- [The task]
Only the pictures are to be left out; set down the rest of the records exactly.

- [Dataset rows]
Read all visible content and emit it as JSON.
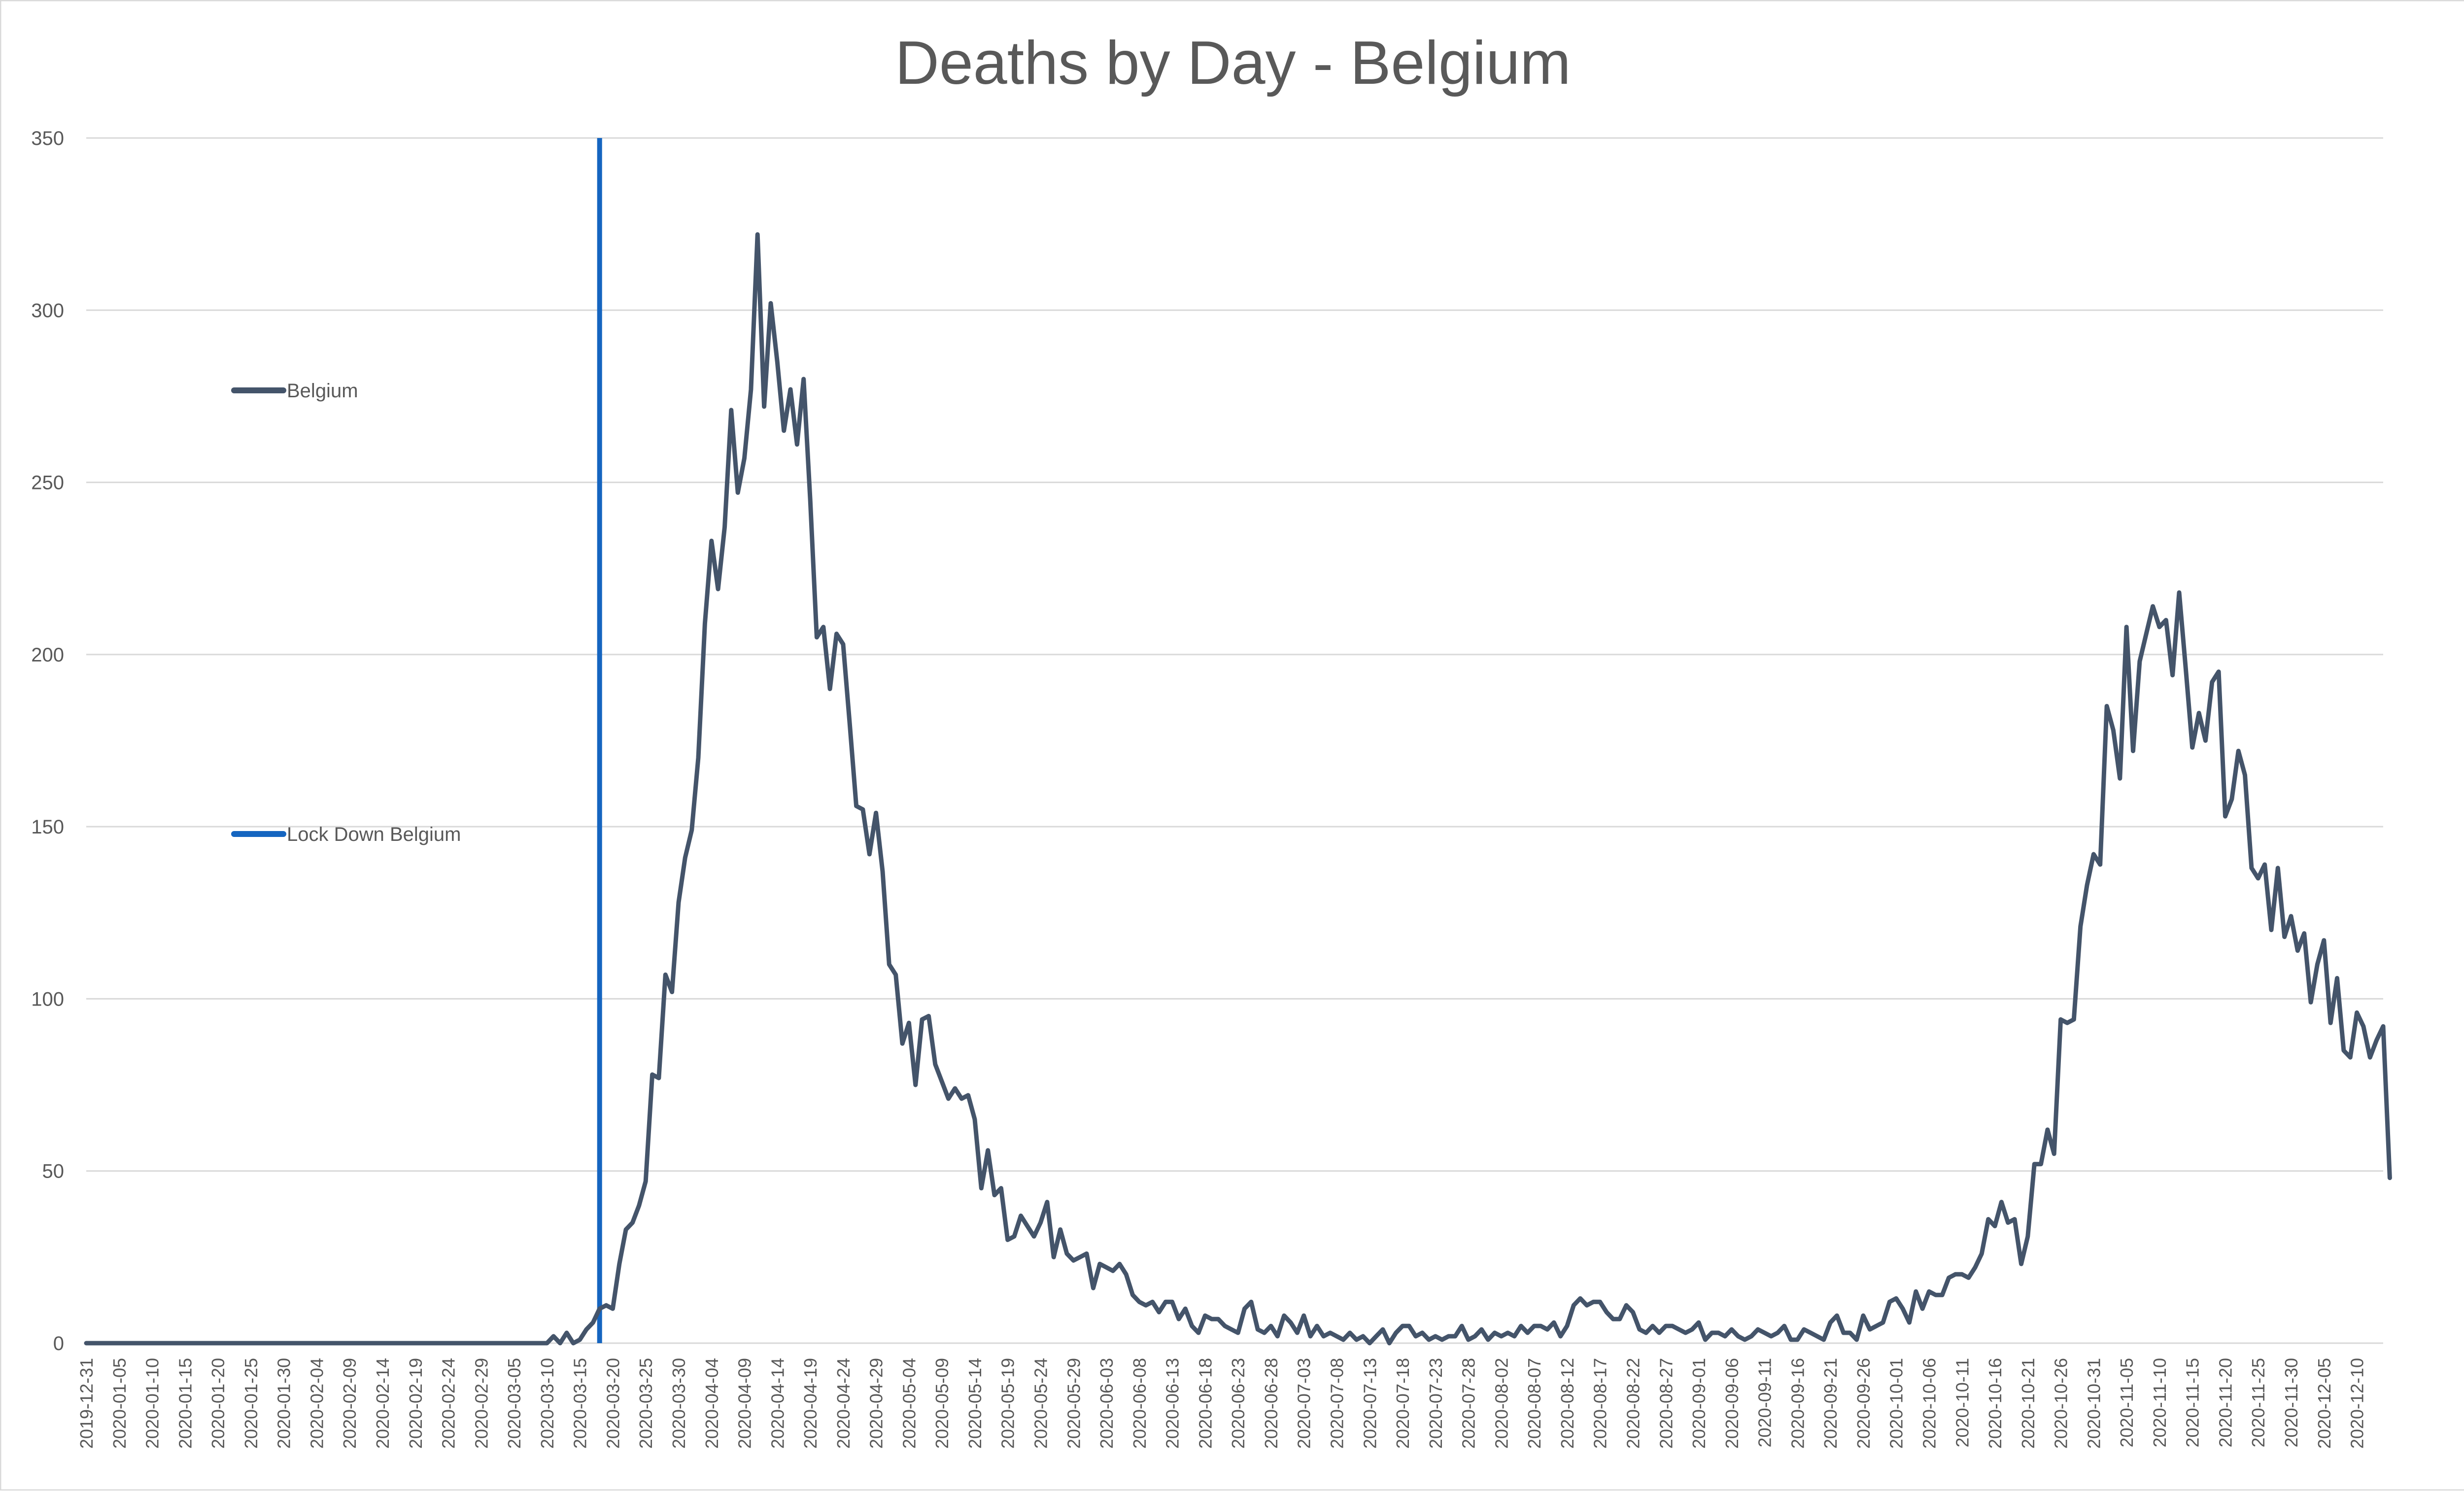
{
  "chart_data": {
    "type": "line",
    "title": "Deaths by Day - Belgium",
    "xlabel": "",
    "ylabel": "",
    "ylim": [
      0,
      350
    ],
    "yticks": [
      0,
      50,
      100,
      150,
      200,
      250,
      300,
      350
    ],
    "grid": true,
    "x_start": "2019-12-31",
    "x_end": "2020-12-14",
    "x_tick_labels": [
      "2019-12-31",
      "2020-01-05",
      "2020-01-10",
      "2020-01-15",
      "2020-01-20",
      "2020-01-25",
      "2020-01-30",
      "2020-02-04",
      "2020-02-09",
      "2020-02-14",
      "2020-02-19",
      "2020-02-24",
      "2020-02-29",
      "2020-03-05",
      "2020-03-10",
      "2020-03-15",
      "2020-03-20",
      "2020-03-25",
      "2020-03-30",
      "2020-04-04",
      "2020-04-09",
      "2020-04-14",
      "2020-04-19",
      "2020-04-24",
      "2020-04-29",
      "2020-05-04",
      "2020-05-09",
      "2020-05-14",
      "2020-05-19",
      "2020-05-24",
      "2020-05-29",
      "2020-06-03",
      "2020-06-08",
      "2020-06-13",
      "2020-06-18",
      "2020-06-23",
      "2020-06-28",
      "2020-07-03",
      "2020-07-08",
      "2020-07-13",
      "2020-07-18",
      "2020-07-23",
      "2020-07-28",
      "2020-08-02",
      "2020-08-07",
      "2020-08-12",
      "2020-08-17",
      "2020-08-22",
      "2020-08-27",
      "2020-09-01",
      "2020-09-06",
      "2020-09-11",
      "2020-09-16",
      "2020-09-21",
      "2020-09-26",
      "2020-10-01",
      "2020-10-06",
      "2020-10-11",
      "2020-10-16",
      "2020-10-21",
      "2020-10-26",
      "2020-10-31",
      "2020-11-05",
      "2020-11-10",
      "2020-11-15",
      "2020-11-20",
      "2020-11-25",
      "2020-11-30",
      "2020-12-05",
      "2020-12-10"
    ],
    "legend": [
      {
        "name": "Belgium",
        "color": "#44546a"
      },
      {
        "name": "Lock Down Belgium",
        "color": "#1565c0"
      }
    ],
    "series": [
      {
        "name": "Belgium",
        "color": "#44546a",
        "segments": [
          {
            "from": "2019-12-31",
            "values": [
              0,
              0,
              0,
              0,
              0,
              0,
              0,
              0,
              0,
              0,
              0,
              0,
              0,
              0,
              0,
              0,
              0,
              0,
              0,
              0,
              0,
              0,
              0,
              0,
              0,
              0,
              0,
              0,
              0,
              0,
              0,
              0,
              0,
              0,
              0,
              0,
              0,
              0,
              0,
              0,
              0,
              0,
              0,
              0,
              0,
              0,
              0,
              0,
              0,
              0,
              0,
              0,
              0,
              0,
              0,
              0,
              0,
              0,
              0,
              0,
              0,
              0,
              0,
              0,
              0,
              0,
              0,
              0,
              0,
              0,
              0
            ]
          },
          {
            "from": "2020-03-11",
            "values": [
              2,
              0,
              3,
              0,
              1,
              4,
              6,
              10,
              11,
              10,
              23,
              33,
              35,
              40,
              47,
              78,
              77,
              107,
              102,
              128,
              141,
              149,
              170,
              209,
              233,
              219,
              237,
              271,
              247,
              257,
              277,
              322,
              272,
              302,
              285,
              265,
              277,
              261,
              280,
              245,
              205,
              208,
              190,
              206,
              203,
              180,
              156,
              155,
              142,
              154,
              137,
              110,
              107,
              87,
              93,
              75,
              94,
              95,
              81,
              76,
              71,
              74,
              71,
              72,
              65,
              45,
              56,
              43,
              45,
              30,
              31,
              37,
              34,
              31,
              35,
              41,
              25,
              33,
              26,
              24,
              25,
              26,
              16,
              23,
              22,
              21,
              23,
              20,
              14,
              12,
              11,
              12,
              9,
              12,
              12,
              7,
              10,
              5,
              3,
              8,
              7,
              7,
              5,
              4,
              3,
              10,
              12,
              4,
              3,
              5,
              2,
              8,
              6,
              3,
              8,
              2,
              5,
              2,
              3,
              2,
              1,
              3,
              1,
              2,
              0,
              2,
              4,
              0,
              3,
              5,
              5,
              2,
              3,
              1,
              2,
              1,
              2,
              2,
              5,
              1,
              2,
              4,
              1,
              3,
              2,
              3,
              2,
              5,
              3,
              5,
              5,
              4,
              6,
              2,
              5,
              11,
              13,
              11,
              12,
              12,
              9,
              7,
              7,
              11,
              9,
              4,
              3,
              5,
              3,
              5,
              5,
              4,
              3,
              4,
              6,
              1,
              3,
              3,
              2,
              4,
              2,
              1,
              2,
              4,
              3,
              2,
              3,
              5,
              1,
              1,
              4,
              3,
              2,
              1,
              6,
              8,
              3,
              3,
              1,
              8,
              4,
              5,
              6,
              12,
              13,
              10,
              6,
              15,
              10,
              15,
              14,
              14,
              19,
              20,
              20,
              19,
              22,
              26,
              36,
              34,
              41,
              35,
              36,
              23,
              31,
              52,
              52,
              62,
              55,
              94,
              93,
              94,
              121,
              133,
              142,
              139,
              185,
              178,
              164,
              208,
              172,
              198,
              206,
              214,
              208,
              210,
              194,
              218,
              196,
              173,
              183,
              175,
              192,
              195,
              153,
              158,
              172,
              165,
              138,
              135,
              139,
              120,
              138,
              118,
              124,
              114,
              119,
              99,
              110,
              117,
              93,
              106,
              85,
              83,
              96,
              92,
              83,
              88,
              92,
              48
            ]
          }
        ]
      }
    ],
    "annotations": [
      {
        "type": "vline",
        "x": "2020-03-18",
        "label": "Lock Down Belgium",
        "color": "#1565c0"
      }
    ]
  }
}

- [Response to the task]
Read all visible content and emit it as JSON.
{
  "chart_data": {
    "type": "line",
    "title": "Deaths by Day - Belgium",
    "xlabel": "",
    "ylabel": "",
    "ylim": [
      0,
      350
    ],
    "yticks": [
      0,
      50,
      100,
      150,
      200,
      250,
      300,
      350
    ],
    "grid": true,
    "x_start": "2019-12-31",
    "x_end": "2020-12-14",
    "x_tick_labels": [
      "2019-12-31",
      "2020-01-05",
      "2020-01-10",
      "2020-01-15",
      "2020-01-20",
      "2020-01-25",
      "2020-01-30",
      "2020-02-04",
      "2020-02-09",
      "2020-02-14",
      "2020-02-19",
      "2020-02-24",
      "2020-02-29",
      "2020-03-05",
      "2020-03-10",
      "2020-03-15",
      "2020-03-20",
      "2020-03-25",
      "2020-03-30",
      "2020-04-04",
      "2020-04-09",
      "2020-04-14",
      "2020-04-19",
      "2020-04-24",
      "2020-04-29",
      "2020-05-04",
      "2020-05-09",
      "2020-05-14",
      "2020-05-19",
      "2020-05-24",
      "2020-05-29",
      "2020-06-03",
      "2020-06-08",
      "2020-06-13",
      "2020-06-18",
      "2020-06-23",
      "2020-06-28",
      "2020-07-03",
      "2020-07-08",
      "2020-07-13",
      "2020-07-18",
      "2020-07-23",
      "2020-07-28",
      "2020-08-02",
      "2020-08-07",
      "2020-08-12",
      "2020-08-17",
      "2020-08-22",
      "2020-08-27",
      "2020-09-01",
      "2020-09-06",
      "2020-09-11",
      "2020-09-16",
      "2020-09-21",
      "2020-09-26",
      "2020-10-01",
      "2020-10-06",
      "2020-10-11",
      "2020-10-16",
      "2020-10-21",
      "2020-10-26",
      "2020-10-31",
      "2020-11-05",
      "2020-11-10",
      "2020-11-15",
      "2020-11-20",
      "2020-11-25",
      "2020-11-30",
      "2020-12-05",
      "2020-12-10"
    ],
    "legend": [
      {
        "name": "Belgium",
        "color": "#44546a"
      },
      {
        "name": "Lock Down Belgium",
        "color": "#1565c0"
      }
    ],
    "series": [
      {
        "name": "Belgium",
        "color": "#44546a",
        "segments": [
          {
            "from": "2019-12-31",
            "values": [
              0,
              0,
              0,
              0,
              0,
              0,
              0,
              0,
              0,
              0,
              0,
              0,
              0,
              0,
              0,
              0,
              0,
              0,
              0,
              0,
              0,
              0,
              0,
              0,
              0,
              0,
              0,
              0,
              0,
              0,
              0,
              0,
              0,
              0,
              0,
              0,
              0,
              0,
              0,
              0,
              0,
              0,
              0,
              0,
              0,
              0,
              0,
              0,
              0,
              0,
              0,
              0,
              0,
              0,
              0,
              0,
              0,
              0,
              0,
              0,
              0,
              0,
              0,
              0,
              0,
              0,
              0,
              0,
              0,
              0,
              0
            ]
          },
          {
            "from": "2020-03-11",
            "values": [
              2,
              0,
              3,
              0,
              1,
              4,
              6,
              10,
              11,
              10,
              23,
              33,
              35,
              40,
              47,
              78,
              77,
              107,
              102,
              128,
              141,
              149,
              170,
              209,
              233,
              219,
              237,
              271,
              247,
              257,
              277,
              322,
              272,
              302,
              285,
              265,
              277,
              261,
              280,
              245,
              205,
              208,
              190,
              206,
              203,
              180,
              156,
              155,
              142,
              154,
              137,
              110,
              107,
              87,
              93,
              75,
              94,
              95,
              81,
              76,
              71,
              74,
              71,
              72,
              65,
              45,
              56,
              43,
              45,
              30,
              31,
              37,
              34,
              31,
              35,
              41,
              25,
              33,
              26,
              24,
              25,
              26,
              16,
              23,
              22,
              21,
              23,
              20,
              14,
              12,
              11,
              12,
              9,
              12,
              12,
              7,
              10,
              5,
              3,
              8,
              7,
              7,
              5,
              4,
              3,
              10,
              12,
              4,
              3,
              5,
              2,
              8,
              6,
              3,
              8,
              2,
              5,
              2,
              3,
              2,
              1,
              3,
              1,
              2,
              0,
              2,
              4,
              0,
              3,
              5,
              5,
              2,
              3,
              1,
              2,
              1,
              2,
              2,
              5,
              1,
              2,
              4,
              1,
              3,
              2,
              3,
              2,
              5,
              3,
              5,
              5,
              4,
              6,
              2,
              5,
              11,
              13,
              11,
              12,
              12,
              9,
              7,
              7,
              11,
              9,
              4,
              3,
              5,
              3,
              5,
              5,
              4,
              3,
              4,
              6,
              1,
              3,
              3,
              2,
              4,
              2,
              1,
              2,
              4,
              3,
              2,
              3,
              5,
              1,
              1,
              4,
              3,
              2,
              1,
              6,
              8,
              3,
              3,
              1,
              8,
              4,
              5,
              6,
              12,
              13,
              10,
              6,
              15,
              10,
              15,
              14,
              14,
              19,
              20,
              20,
              19,
              22,
              26,
              36,
              34,
              41,
              35,
              36,
              23,
              31,
              52,
              52,
              62,
              55,
              94,
              93,
              94,
              121,
              133,
              142,
              139,
              185,
              178,
              164,
              208,
              172,
              198,
              206,
              214,
              208,
              210,
              194,
              218,
              196,
              173,
              183,
              175,
              192,
              195,
              153,
              158,
              172,
              165,
              138,
              135,
              139,
              120,
              138,
              118,
              124,
              114,
              119,
              99,
              110,
              117,
              93,
              106,
              85,
              83,
              96,
              92,
              83,
              88,
              92,
              48
            ]
          }
        ]
      }
    ],
    "annotations": [
      {
        "type": "vline",
        "x": "2020-03-18",
        "label": "Lock Down Belgium",
        "color": "#1565c0"
      }
    ]
  }
}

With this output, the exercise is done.